⟨

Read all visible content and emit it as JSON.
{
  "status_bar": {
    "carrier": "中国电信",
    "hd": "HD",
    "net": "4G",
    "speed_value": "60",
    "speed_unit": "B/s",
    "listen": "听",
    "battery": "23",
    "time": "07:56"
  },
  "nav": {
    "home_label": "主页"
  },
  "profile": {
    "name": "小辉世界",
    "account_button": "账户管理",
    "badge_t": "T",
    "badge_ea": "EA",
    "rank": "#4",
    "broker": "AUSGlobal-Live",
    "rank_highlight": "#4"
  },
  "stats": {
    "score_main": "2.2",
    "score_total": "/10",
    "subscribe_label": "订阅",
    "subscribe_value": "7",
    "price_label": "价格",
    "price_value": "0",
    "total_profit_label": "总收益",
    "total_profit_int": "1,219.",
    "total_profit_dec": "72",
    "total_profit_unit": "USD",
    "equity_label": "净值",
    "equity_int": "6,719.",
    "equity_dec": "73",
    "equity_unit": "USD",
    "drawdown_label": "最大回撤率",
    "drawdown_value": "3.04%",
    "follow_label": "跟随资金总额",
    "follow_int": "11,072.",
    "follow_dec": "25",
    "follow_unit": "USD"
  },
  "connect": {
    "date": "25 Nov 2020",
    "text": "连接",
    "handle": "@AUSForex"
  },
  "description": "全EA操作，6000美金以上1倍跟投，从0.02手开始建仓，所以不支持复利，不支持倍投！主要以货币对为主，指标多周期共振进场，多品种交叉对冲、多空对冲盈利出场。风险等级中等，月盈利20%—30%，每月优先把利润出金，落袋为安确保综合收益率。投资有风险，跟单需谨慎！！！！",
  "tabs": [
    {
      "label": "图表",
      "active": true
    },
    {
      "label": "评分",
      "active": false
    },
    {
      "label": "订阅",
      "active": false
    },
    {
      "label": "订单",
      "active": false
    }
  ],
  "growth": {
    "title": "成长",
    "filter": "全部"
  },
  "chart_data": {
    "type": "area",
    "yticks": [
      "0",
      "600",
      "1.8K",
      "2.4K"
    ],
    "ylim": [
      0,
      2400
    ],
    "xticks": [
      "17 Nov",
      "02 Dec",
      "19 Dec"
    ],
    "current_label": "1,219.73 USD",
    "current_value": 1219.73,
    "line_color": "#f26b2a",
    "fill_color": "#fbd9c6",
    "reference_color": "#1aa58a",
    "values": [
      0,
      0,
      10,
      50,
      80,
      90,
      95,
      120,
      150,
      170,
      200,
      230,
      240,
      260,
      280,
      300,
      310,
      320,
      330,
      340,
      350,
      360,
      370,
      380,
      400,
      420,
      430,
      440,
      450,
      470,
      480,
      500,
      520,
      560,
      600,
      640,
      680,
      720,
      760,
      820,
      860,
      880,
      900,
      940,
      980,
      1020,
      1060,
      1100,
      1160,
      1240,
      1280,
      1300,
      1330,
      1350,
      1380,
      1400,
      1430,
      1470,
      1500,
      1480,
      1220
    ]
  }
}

⟩

WRITTEN REQUEST →
All of the lines above must be returned exactly.

RESULT →
Read all visible content and emit it as JSON.
{
  "status_bar": {
    "carrier": "中国电信",
    "hd": "HD",
    "net": "4G",
    "speed_value": "60",
    "speed_unit": "B/s",
    "listen": "听",
    "battery": "23",
    "time": "07:56"
  },
  "nav": {
    "home_label": "主页"
  },
  "profile": {
    "name": "小辉世界",
    "account_button": "账户管理",
    "badge_t": "T",
    "badge_ea": "EA",
    "rank": "#4",
    "broker": "AUSGlobal-Live",
    "rank_highlight": "#4"
  },
  "stats": {
    "score_main": "2.2",
    "score_total": "/10",
    "subscribe_label": "订阅",
    "subscribe_value": "7",
    "price_label": "价格",
    "price_value": "0",
    "total_profit_label": "总收益",
    "total_profit_int": "1,219.",
    "total_profit_dec": "72",
    "total_profit_unit": "USD",
    "equity_label": "净值",
    "equity_int": "6,719.",
    "equity_dec": "73",
    "equity_unit": "USD",
    "drawdown_label": "最大回撤率",
    "drawdown_value": "3.04%",
    "follow_label": "跟随资金总额",
    "follow_int": "11,072.",
    "follow_dec": "25",
    "follow_unit": "USD"
  },
  "connect": {
    "date": "25 Nov 2020",
    "text": "连接",
    "handle": "@AUSForex"
  },
  "description": "全EA操作，6000美金以上1倍跟投，从0.02手开始建仓，所以不支持复利，不支持倍投！主要以货币对为主，指标多周期共振进场，多品种交叉对冲、多空对冲盈利出场。风险等级中等，月盈利20%—30%，每月优先把利润出金，落袋为安确保综合收益率。投资有风险，跟单需谨慎！！！！",
  "tabs": [
    {
      "label": "图表",
      "active": true
    },
    {
      "label": "评分",
      "active": false
    },
    {
      "label": "订阅",
      "active": false
    },
    {
      "label": "订单",
      "active": false
    }
  ],
  "growth": {
    "title": "成长",
    "filter": "全部"
  },
  "chart_data": {
    "type": "area",
    "yticks": [
      "0",
      "600",
      "1.8K",
      "2.4K"
    ],
    "ylim": [
      0,
      2400
    ],
    "xticks": [
      "17 Nov",
      "02 Dec",
      "19 Dec"
    ],
    "current_label": "1,219.73 USD",
    "current_value": 1219.73,
    "line_color": "#f26b2a",
    "fill_color": "#fbd9c6",
    "reference_color": "#1aa58a",
    "values": [
      0,
      0,
      10,
      50,
      80,
      90,
      95,
      120,
      150,
      170,
      200,
      230,
      240,
      260,
      280,
      300,
      310,
      320,
      330,
      340,
      350,
      360,
      370,
      380,
      400,
      420,
      430,
      440,
      450,
      470,
      480,
      500,
      520,
      560,
      600,
      640,
      680,
      720,
      760,
      820,
      860,
      880,
      900,
      940,
      980,
      1020,
      1060,
      1100,
      1160,
      1240,
      1280,
      1300,
      1330,
      1350,
      1380,
      1400,
      1430,
      1470,
      1500,
      1480,
      1220
    ]
  }
}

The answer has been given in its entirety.